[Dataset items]
════════════════════
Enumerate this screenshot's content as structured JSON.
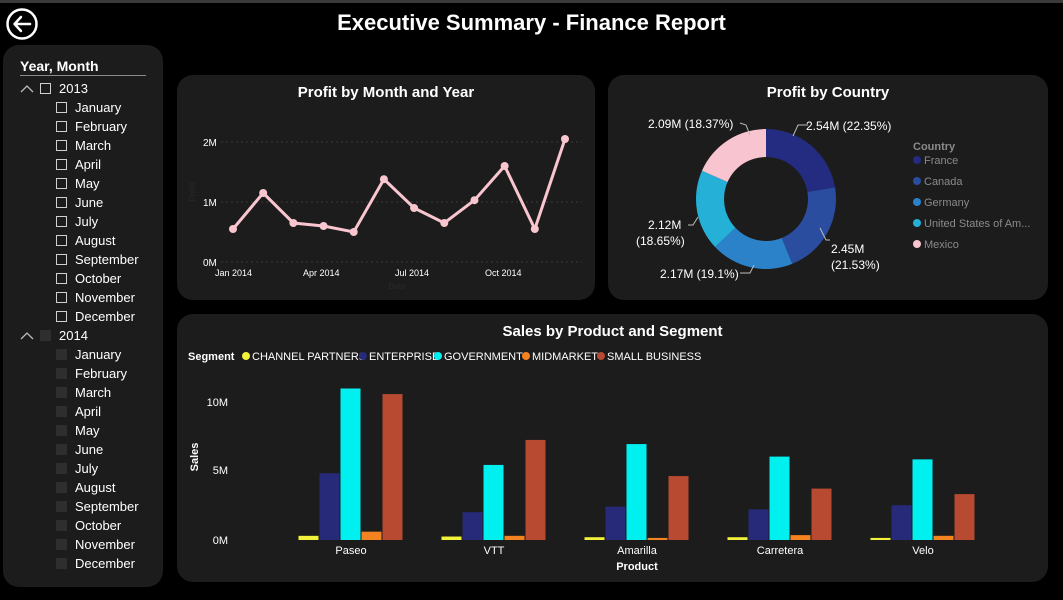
{
  "header": {
    "title": "Executive Summary - Finance Report",
    "back_icon": "back-arrow-icon"
  },
  "slicer": {
    "title": "Year, Month",
    "years": [
      {
        "label": "2013",
        "months": [
          "January",
          "February",
          "March",
          "April",
          "May",
          "June",
          "July",
          "August",
          "September",
          "October",
          "November",
          "December"
        ]
      },
      {
        "label": "2014",
        "months": [
          "January",
          "February",
          "March",
          "April",
          "May",
          "June",
          "July",
          "August",
          "September",
          "October",
          "November",
          "December"
        ]
      }
    ]
  },
  "profit_month": {
    "title": "Profit by Month and Year",
    "y_ticks": [
      "2M",
      "1M",
      "0M"
    ],
    "x_ticks": [
      "Jan 2014",
      "Apr 2014",
      "Jul 2014",
      "Oct 2014"
    ],
    "ylabel": "Profit",
    "xlabel": "Date"
  },
  "profit_country": {
    "title": "Profit by Country",
    "legend_title": "Country",
    "legend": [
      "France",
      "Canada",
      "Germany",
      "United States of Am...",
      "Mexico"
    ],
    "label_france": "2.54M (22.35%)",
    "label_canada_1": "2.45M",
    "label_canada_2": "(21.53%)",
    "label_germany": "2.17M (19.1%)",
    "label_usa_1": "2.12M",
    "label_usa_2": "(18.65%)",
    "label_mexico": "2.09M (18.37%)"
  },
  "sales_segment": {
    "title": "Sales by Product and Segment",
    "legend_title": "Segment",
    "y_ticks": [
      "10M",
      "5M",
      "0M"
    ],
    "ylabel": "Sales",
    "xlabel": "Product"
  },
  "chart_data": [
    {
      "type": "line",
      "title": "Profit by Month and Year",
      "x": [
        "Jan 2014",
        "Feb 2014",
        "Mar 2014",
        "Apr 2014",
        "May 2014",
        "Jun 2014",
        "Jul 2014",
        "Aug 2014",
        "Sep 2014",
        "Oct 2014",
        "Nov 2014",
        "Dec 2014"
      ],
      "values": [
        0.55,
        1.15,
        0.65,
        0.6,
        0.5,
        1.38,
        0.9,
        0.65,
        1.03,
        1.6,
        0.55,
        2.05
      ],
      "ylabel": "Profit",
      "xlabel": "Date",
      "ylim": [
        0,
        2.2
      ],
      "unit": "M",
      "color": "#f9c6cf",
      "grid": true
    },
    {
      "type": "pie",
      "title": "Profit by Country",
      "categories": [
        "France",
        "Canada",
        "Germany",
        "United States of Am...",
        "Mexico"
      ],
      "values": [
        2.54,
        2.45,
        2.17,
        2.12,
        2.09
      ],
      "percents": [
        22.35,
        21.53,
        19.1,
        18.65,
        18.37
      ],
      "colors": [
        "#232c80",
        "#2a4da0",
        "#2b82c8",
        "#25b0d8",
        "#f8c4d0"
      ],
      "legend": "right"
    },
    {
      "type": "bar",
      "title": "Sales by Product and Segment",
      "categories": [
        "Paseo",
        "VTT",
        "Amarilla",
        "Carretera",
        "Velo"
      ],
      "series": [
        {
          "name": "CHANNEL PARTNERS",
          "color": "#f2f23a",
          "values": [
            0.3,
            0.25,
            0.2,
            0.2,
            0.15
          ]
        },
        {
          "name": "ENTERPRISE",
          "color": "#272a78",
          "values": [
            4.8,
            2.0,
            2.4,
            2.2,
            2.5
          ]
        },
        {
          "name": "GOVERNMENT",
          "color": "#00f0f0",
          "values": [
            10.9,
            5.4,
            6.9,
            6.0,
            5.8
          ]
        },
        {
          "name": "MIDMARKET",
          "color": "#f58220",
          "values": [
            0.6,
            0.3,
            0.15,
            0.35,
            0.3
          ]
        },
        {
          "name": "SMALL BUSINESS",
          "color": "#b84a32",
          "values": [
            10.5,
            7.2,
            4.6,
            3.7,
            3.3
          ]
        }
      ],
      "ylabel": "Sales",
      "xlabel": "Product",
      "ylim": [
        0,
        12
      ],
      "unit": "M",
      "legend": "top-left"
    }
  ]
}
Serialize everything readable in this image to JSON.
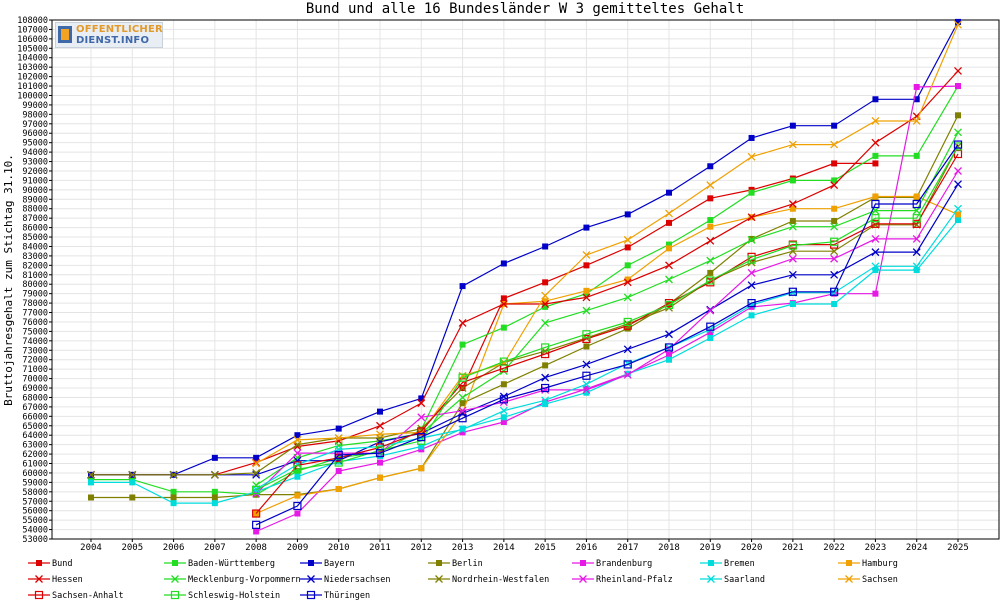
{
  "chart_data": {
    "type": "line",
    "title": "Bund und alle 16 Bundesländer W 3 gemitteltes Gehalt",
    "ylabel": "Bruttojahresgehalt zum Stichtag 31.10.",
    "xlabel": "",
    "ylim": [
      53000,
      108000
    ],
    "grid": true,
    "legend_position": "bottom",
    "x": [
      2004,
      2005,
      2006,
      2007,
      2008,
      2009,
      2010,
      2011,
      2012,
      2013,
      2014,
      2015,
      2016,
      2017,
      2018,
      2019,
      2020,
      2021,
      2022,
      2023,
      2024,
      2025
    ],
    "yticks": [
      53000,
      54000,
      55000,
      56000,
      57000,
      58000,
      59000,
      60000,
      61000,
      62000,
      63000,
      64000,
      65000,
      66000,
      67000,
      68000,
      69000,
      70000,
      71000,
      72000,
      73000,
      74000,
      75000,
      76000,
      77000,
      78000,
      79000,
      80000,
      81000,
      82000,
      83000,
      84000,
      85000,
      86000,
      87000,
      88000,
      89000,
      90000,
      91000,
      92000,
      93000,
      94000,
      95000,
      96000,
      97000,
      98000,
      99000,
      100000,
      101000,
      102000,
      103000,
      104000,
      105000,
      106000,
      107000,
      108000
    ],
    "series": [
      {
        "name": "Bund",
        "color": "#dc0000",
        "marker": "square-filled",
        "values": [
          null,
          null,
          null,
          null,
          null,
          null,
          null,
          null,
          null,
          69000,
          78500,
          80200,
          82000,
          83900,
          86500,
          89100,
          90000,
          91200,
          92800,
          92800,
          null,
          null
        ]
      },
      {
        "name": "Baden-Württemberg",
        "color": "#22dd22",
        "marker": "square-filled",
        "values": [
          59300,
          59300,
          58000,
          58000,
          57700,
          60200,
          61600,
          62200,
          64600,
          73600,
          75400,
          77600,
          79000,
          82000,
          84200,
          86800,
          89700,
          91000,
          91000,
          93600,
          93600,
          101000
        ]
      },
      {
        "name": "Bayern",
        "color": "#0000c8",
        "marker": "square-filled",
        "values": [
          59800,
          59800,
          59800,
          61600,
          61600,
          64000,
          64700,
          66500,
          67900,
          79800,
          82200,
          84000,
          86000,
          87400,
          89700,
          92500,
          95500,
          96800,
          96800,
          99600,
          99600,
          107800
        ]
      },
      {
        "name": "Berlin",
        "color": "#808000",
        "marker": "square-filled",
        "values": [
          57400,
          57400,
          57400,
          57400,
          57700,
          57700,
          58300,
          59500,
          60500,
          67400,
          69400,
          71400,
          73400,
          75300,
          77900,
          81200,
          84800,
          86700,
          86700,
          89200,
          89200,
          97900
        ]
      },
      {
        "name": "Brandenburg",
        "color": "#e619e6",
        "marker": "square-filled",
        "values": [
          null,
          null,
          null,
          null,
          53800,
          55700,
          60200,
          61100,
          62500,
          64300,
          65400,
          67500,
          68900,
          70500,
          72500,
          74900,
          77600,
          78000,
          79000,
          79000,
          100900,
          101000
        ]
      },
      {
        "name": "Bremen",
        "color": "#00dcdc",
        "marker": "square-filled",
        "values": [
          59000,
          59000,
          56800,
          56800,
          58000,
          59600,
          61200,
          61800,
          62800,
          64700,
          65900,
          67300,
          68500,
          70500,
          72000,
          74300,
          76700,
          77900,
          77900,
          81500,
          81500,
          86800
        ]
      },
      {
        "name": "Hamburg",
        "color": "#f0a000",
        "marker": "square-filled",
        "values": [
          null,
          null,
          null,
          null,
          55700,
          57600,
          58300,
          59500,
          60500,
          66400,
          77900,
          78200,
          79300,
          80500,
          83800,
          86100,
          87100,
          88000,
          88000,
          89300,
          89300,
          87400
        ]
      },
      {
        "name": "Hessen",
        "color": "#dc0000",
        "marker": "x",
        "values": [
          59800,
          59800,
          59800,
          59800,
          61100,
          62800,
          63400,
          65000,
          67400,
          75900,
          77900,
          77900,
          78600,
          80200,
          82000,
          84600,
          87100,
          88500,
          90500,
          95000,
          97800,
          102600
        ]
      },
      {
        "name": "Mecklenburg-Vorpommern",
        "color": "#22dd22",
        "marker": "x",
        "values": [
          null,
          null,
          null,
          null,
          58700,
          61600,
          62900,
          63400,
          64200,
          68000,
          70800,
          75900,
          77200,
          78600,
          80500,
          82500,
          84700,
          86100,
          86100,
          87800,
          87800,
          96100
        ]
      },
      {
        "name": "Niedersachsen",
        "color": "#0000c8",
        "marker": "x",
        "values": [
          59800,
          59800,
          59800,
          59800,
          59800,
          61300,
          61300,
          63300,
          64200,
          66300,
          68100,
          70100,
          71500,
          73100,
          74700,
          77300,
          79900,
          81000,
          81000,
          83400,
          83400,
          90600
        ]
      },
      {
        "name": "Nordrhein-Westfalen",
        "color": "#808000",
        "marker": "x",
        "values": [
          59800,
          59800,
          59800,
          59800,
          60000,
          63000,
          63700,
          63700,
          64700,
          69000,
          71700,
          72900,
          74300,
          75800,
          77500,
          80400,
          82300,
          83500,
          83500,
          86300,
          86300,
          94600
        ]
      },
      {
        "name": "Rheinland-Pfalz",
        "color": "#e619e6",
        "marker": "x",
        "values": [
          null,
          null,
          null,
          null,
          57800,
          62100,
          62100,
          62100,
          65900,
          66600,
          67500,
          68800,
          68800,
          70400,
          73100,
          77200,
          81200,
          82700,
          82700,
          84800,
          84800,
          92000
        ]
      },
      {
        "name": "Saarland",
        "color": "#00dcdc",
        "marker": "x",
        "values": [
          null,
          null,
          null,
          null,
          58300,
          60900,
          62500,
          62800,
          63700,
          64600,
          66600,
          67700,
          69400,
          71600,
          73300,
          75200,
          77800,
          79100,
          79100,
          81900,
          81900,
          88000
        ]
      },
      {
        "name": "Sachsen",
        "color": "#f0a000",
        "marker": "x",
        "values": [
          null,
          null,
          null,
          null,
          61000,
          63500,
          63700,
          64100,
          64300,
          70300,
          71600,
          78800,
          83100,
          84700,
          87500,
          90500,
          93500,
          94800,
          94800,
          97300,
          97300,
          107500
        ]
      },
      {
        "name": "Sachsen-Anhalt",
        "color": "#dc0000",
        "marker": "square-open",
        "values": [
          null,
          null,
          null,
          null,
          55700,
          60800,
          61600,
          62700,
          64400,
          69600,
          71100,
          72600,
          74200,
          75600,
          78000,
          80200,
          82900,
          84200,
          84200,
          86400,
          86400,
          93800
        ]
      },
      {
        "name": "Schleswig-Holstein",
        "color": "#22dd22",
        "marker": "square-open",
        "values": [
          null,
          null,
          null,
          null,
          58200,
          60400,
          61100,
          62400,
          63400,
          70100,
          71800,
          73300,
          74700,
          76000,
          77800,
          80400,
          82600,
          84100,
          84500,
          87000,
          87000,
          94600
        ]
      },
      {
        "name": "Thüringen",
        "color": "#0000c8",
        "marker": "square-open",
        "values": [
          null,
          null,
          null,
          null,
          54500,
          56500,
          61900,
          62100,
          63800,
          65800,
          67800,
          69000,
          70300,
          71500,
          73300,
          75500,
          78000,
          79200,
          79200,
          88500,
          88500,
          94800
        ]
      }
    ]
  },
  "logo": {
    "line1": "OFFENTLICHER",
    "line2": "DIENST.INFO"
  }
}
════════════════════
■ **Task statement**
Check each line of the data above for the word "this" and say how many lines have it. Give the number alone.

■ **Solution below**
2